··· Raw records ···

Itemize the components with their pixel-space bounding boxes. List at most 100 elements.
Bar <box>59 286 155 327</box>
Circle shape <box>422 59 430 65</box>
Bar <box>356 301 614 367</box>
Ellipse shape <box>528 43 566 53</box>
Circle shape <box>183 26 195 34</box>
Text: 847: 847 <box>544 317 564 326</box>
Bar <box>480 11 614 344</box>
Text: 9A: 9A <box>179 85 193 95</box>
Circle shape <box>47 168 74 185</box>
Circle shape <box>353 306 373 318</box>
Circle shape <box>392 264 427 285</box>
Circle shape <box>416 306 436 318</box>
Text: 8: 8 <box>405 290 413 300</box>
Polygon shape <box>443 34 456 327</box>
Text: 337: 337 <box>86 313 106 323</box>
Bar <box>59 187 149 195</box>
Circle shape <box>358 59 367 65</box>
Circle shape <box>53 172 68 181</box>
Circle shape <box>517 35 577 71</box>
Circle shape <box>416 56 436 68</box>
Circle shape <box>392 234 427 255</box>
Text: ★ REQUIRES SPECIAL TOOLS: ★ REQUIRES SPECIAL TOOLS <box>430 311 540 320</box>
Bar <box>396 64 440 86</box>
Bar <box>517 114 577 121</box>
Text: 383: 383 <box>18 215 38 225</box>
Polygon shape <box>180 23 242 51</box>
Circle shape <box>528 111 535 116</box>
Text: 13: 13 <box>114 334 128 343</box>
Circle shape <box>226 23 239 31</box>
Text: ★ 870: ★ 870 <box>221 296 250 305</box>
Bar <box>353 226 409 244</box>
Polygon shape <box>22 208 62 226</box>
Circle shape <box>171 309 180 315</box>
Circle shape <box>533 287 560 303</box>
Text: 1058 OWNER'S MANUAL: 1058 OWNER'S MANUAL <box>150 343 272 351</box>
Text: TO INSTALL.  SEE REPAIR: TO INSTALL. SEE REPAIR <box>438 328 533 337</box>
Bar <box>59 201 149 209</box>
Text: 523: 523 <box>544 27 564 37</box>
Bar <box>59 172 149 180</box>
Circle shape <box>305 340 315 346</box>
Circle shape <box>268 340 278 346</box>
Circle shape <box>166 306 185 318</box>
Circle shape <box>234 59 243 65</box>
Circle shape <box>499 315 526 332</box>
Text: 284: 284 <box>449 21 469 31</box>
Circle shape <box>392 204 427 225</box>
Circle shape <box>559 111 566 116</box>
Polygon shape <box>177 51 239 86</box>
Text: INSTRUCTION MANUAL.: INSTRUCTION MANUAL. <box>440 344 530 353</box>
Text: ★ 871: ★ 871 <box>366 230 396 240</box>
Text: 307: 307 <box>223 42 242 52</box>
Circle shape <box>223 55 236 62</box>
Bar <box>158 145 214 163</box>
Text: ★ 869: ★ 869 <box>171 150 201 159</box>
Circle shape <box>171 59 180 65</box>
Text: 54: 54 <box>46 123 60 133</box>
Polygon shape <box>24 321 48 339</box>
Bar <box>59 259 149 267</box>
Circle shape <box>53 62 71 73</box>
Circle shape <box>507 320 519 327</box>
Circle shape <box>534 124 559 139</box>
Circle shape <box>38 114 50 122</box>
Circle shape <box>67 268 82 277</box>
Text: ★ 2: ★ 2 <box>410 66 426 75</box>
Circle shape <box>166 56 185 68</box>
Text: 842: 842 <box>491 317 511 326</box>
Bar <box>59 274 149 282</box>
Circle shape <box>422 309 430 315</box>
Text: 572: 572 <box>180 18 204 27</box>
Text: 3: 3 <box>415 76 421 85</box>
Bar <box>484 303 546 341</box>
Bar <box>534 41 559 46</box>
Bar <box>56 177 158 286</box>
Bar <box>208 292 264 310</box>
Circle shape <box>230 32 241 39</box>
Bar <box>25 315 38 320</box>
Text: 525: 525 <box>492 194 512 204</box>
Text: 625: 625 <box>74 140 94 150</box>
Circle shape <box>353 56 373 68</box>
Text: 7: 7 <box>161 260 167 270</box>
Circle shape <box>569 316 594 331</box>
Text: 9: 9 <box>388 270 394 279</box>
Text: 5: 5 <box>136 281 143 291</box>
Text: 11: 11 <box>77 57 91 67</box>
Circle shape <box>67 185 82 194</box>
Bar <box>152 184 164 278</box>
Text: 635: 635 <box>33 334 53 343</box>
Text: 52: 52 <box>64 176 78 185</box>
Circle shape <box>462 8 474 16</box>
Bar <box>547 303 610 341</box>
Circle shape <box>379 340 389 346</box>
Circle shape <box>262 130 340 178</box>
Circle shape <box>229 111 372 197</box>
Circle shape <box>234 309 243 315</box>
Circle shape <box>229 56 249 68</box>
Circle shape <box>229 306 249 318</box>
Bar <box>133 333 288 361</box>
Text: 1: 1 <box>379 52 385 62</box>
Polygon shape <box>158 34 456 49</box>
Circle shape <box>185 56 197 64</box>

···
··· Raw records ···

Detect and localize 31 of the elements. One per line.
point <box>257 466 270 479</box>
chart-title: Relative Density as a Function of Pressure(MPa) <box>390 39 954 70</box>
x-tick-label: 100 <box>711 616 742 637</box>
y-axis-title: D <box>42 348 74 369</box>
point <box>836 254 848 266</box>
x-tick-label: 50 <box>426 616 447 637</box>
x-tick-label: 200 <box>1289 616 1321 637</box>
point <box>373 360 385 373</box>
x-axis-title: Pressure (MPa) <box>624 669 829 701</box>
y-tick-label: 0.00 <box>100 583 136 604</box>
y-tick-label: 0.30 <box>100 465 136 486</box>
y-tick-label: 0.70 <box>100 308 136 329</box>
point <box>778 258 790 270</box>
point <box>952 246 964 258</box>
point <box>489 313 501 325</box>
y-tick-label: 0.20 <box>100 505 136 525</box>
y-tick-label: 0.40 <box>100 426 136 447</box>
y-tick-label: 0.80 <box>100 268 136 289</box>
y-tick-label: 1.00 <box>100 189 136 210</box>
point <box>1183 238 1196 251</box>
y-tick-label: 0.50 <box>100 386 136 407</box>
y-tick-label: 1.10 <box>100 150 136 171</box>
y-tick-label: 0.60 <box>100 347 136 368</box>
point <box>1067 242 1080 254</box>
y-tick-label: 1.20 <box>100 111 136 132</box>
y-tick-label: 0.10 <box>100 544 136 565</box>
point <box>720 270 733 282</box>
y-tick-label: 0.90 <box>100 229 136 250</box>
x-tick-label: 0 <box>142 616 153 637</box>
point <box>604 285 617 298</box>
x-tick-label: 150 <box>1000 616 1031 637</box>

···
··· Raw records ···

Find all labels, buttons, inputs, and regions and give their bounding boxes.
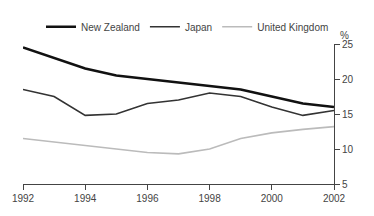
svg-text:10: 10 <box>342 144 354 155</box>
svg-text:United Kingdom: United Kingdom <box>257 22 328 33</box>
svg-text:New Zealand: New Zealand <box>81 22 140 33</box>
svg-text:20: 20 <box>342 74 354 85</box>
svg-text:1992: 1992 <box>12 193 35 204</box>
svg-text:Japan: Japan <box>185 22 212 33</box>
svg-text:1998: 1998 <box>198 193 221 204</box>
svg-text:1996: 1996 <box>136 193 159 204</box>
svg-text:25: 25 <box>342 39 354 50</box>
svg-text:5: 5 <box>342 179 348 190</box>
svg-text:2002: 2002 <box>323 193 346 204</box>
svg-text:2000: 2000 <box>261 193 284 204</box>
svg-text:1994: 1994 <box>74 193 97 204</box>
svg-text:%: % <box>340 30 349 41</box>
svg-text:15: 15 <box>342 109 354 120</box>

···

Can you rewrite the lines starting at the one that contains "Itemize the components" and stopping after the one that contains "Bar <box>396 64 440 86</box>", putting "Round shape" wherever "Circle shape" appears and leaving everything else unchanged?

Full answer:
Itemize the components with their pixel-space bounding boxes. List at most 100 elements.
Bar <box>59 286 155 327</box>
Round shape <box>422 59 430 65</box>
Bar <box>356 301 614 367</box>
Ellipse shape <box>528 43 566 53</box>
Round shape <box>183 26 195 34</box>
Text: 847: 847 <box>544 317 564 326</box>
Bar <box>480 11 614 344</box>
Text: 9A: 9A <box>179 85 193 95</box>
Round shape <box>47 168 74 185</box>
Round shape <box>353 306 373 318</box>
Round shape <box>392 264 427 285</box>
Round shape <box>416 306 436 318</box>
Text: 8: 8 <box>405 290 413 300</box>
Polygon shape <box>443 34 456 327</box>
Text: 337: 337 <box>86 313 106 323</box>
Bar <box>59 187 149 195</box>
Round shape <box>358 59 367 65</box>
Round shape <box>53 172 68 181</box>
Round shape <box>517 35 577 71</box>
Round shape <box>416 56 436 68</box>
Round shape <box>392 234 427 255</box>
Text: ★ REQUIRES SPECIAL TOOLS: ★ REQUIRES SPECIAL TOOLS <box>430 311 540 320</box>
Bar <box>396 64 440 86</box>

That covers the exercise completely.